Problem requirements:
Write out every single entry exactly.

⁂

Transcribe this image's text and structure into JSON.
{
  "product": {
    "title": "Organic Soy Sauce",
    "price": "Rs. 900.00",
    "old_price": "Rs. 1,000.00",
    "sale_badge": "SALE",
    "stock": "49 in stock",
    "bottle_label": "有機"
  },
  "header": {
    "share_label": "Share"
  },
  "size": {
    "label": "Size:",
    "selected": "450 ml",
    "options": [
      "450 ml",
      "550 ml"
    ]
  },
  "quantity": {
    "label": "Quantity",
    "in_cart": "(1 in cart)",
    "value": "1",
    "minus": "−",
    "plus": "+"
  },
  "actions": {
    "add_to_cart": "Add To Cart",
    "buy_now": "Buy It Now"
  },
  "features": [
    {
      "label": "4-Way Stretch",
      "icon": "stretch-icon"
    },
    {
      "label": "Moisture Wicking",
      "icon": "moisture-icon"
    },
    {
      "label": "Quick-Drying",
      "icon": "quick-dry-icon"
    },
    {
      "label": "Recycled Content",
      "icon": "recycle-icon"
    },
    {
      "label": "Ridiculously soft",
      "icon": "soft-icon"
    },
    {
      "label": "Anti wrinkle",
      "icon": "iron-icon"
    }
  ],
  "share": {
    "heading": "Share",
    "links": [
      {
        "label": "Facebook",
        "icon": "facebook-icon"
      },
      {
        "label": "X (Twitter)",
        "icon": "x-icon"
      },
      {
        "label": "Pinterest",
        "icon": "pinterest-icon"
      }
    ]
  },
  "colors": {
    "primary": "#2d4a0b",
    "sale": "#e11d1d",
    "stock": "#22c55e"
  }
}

⁂

Reply:
Transcribe this image's text and structure into JSON.
{
  "product": {
    "title": "Organic Soy Sauce",
    "price": "Rs. 900.00",
    "old_price": "Rs. 1,000.00",
    "sale_badge": "SALE",
    "stock": "49 in stock",
    "bottle_label": "有機"
  },
  "header": {
    "share_label": "Share"
  },
  "size": {
    "label": "Size:",
    "selected": "450 ml",
    "options": [
      "450 ml",
      "550 ml"
    ]
  },
  "quantity": {
    "label": "Quantity",
    "in_cart": "(1 in cart)",
    "value": "1",
    "minus": "−",
    "plus": "+"
  },
  "actions": {
    "add_to_cart": "Add To Cart",
    "buy_now": "Buy It Now"
  },
  "features": [
    {
      "label": "4-Way Stretch",
      "icon": "stretch-icon"
    },
    {
      "label": "Moisture Wicking",
      "icon": "moisture-icon"
    },
    {
      "label": "Quick-Drying",
      "icon": "quick-dry-icon"
    },
    {
      "label": "Recycled Content",
      "icon": "recycle-icon"
    },
    {
      "label": "Ridiculously soft",
      "icon": "soft-icon"
    },
    {
      "label": "Anti wrinkle",
      "icon": "iron-icon"
    }
  ],
  "share": {
    "heading": "Share",
    "links": [
      {
        "label": "Facebook",
        "icon": "facebook-icon"
      },
      {
        "label": "X (Twitter)",
        "icon": "x-icon"
      },
      {
        "label": "Pinterest",
        "icon": "pinterest-icon"
      }
    ]
  },
  "colors": {
    "primary": "#2d4a0b",
    "sale": "#e11d1d",
    "stock": "#22c55e"
  }
}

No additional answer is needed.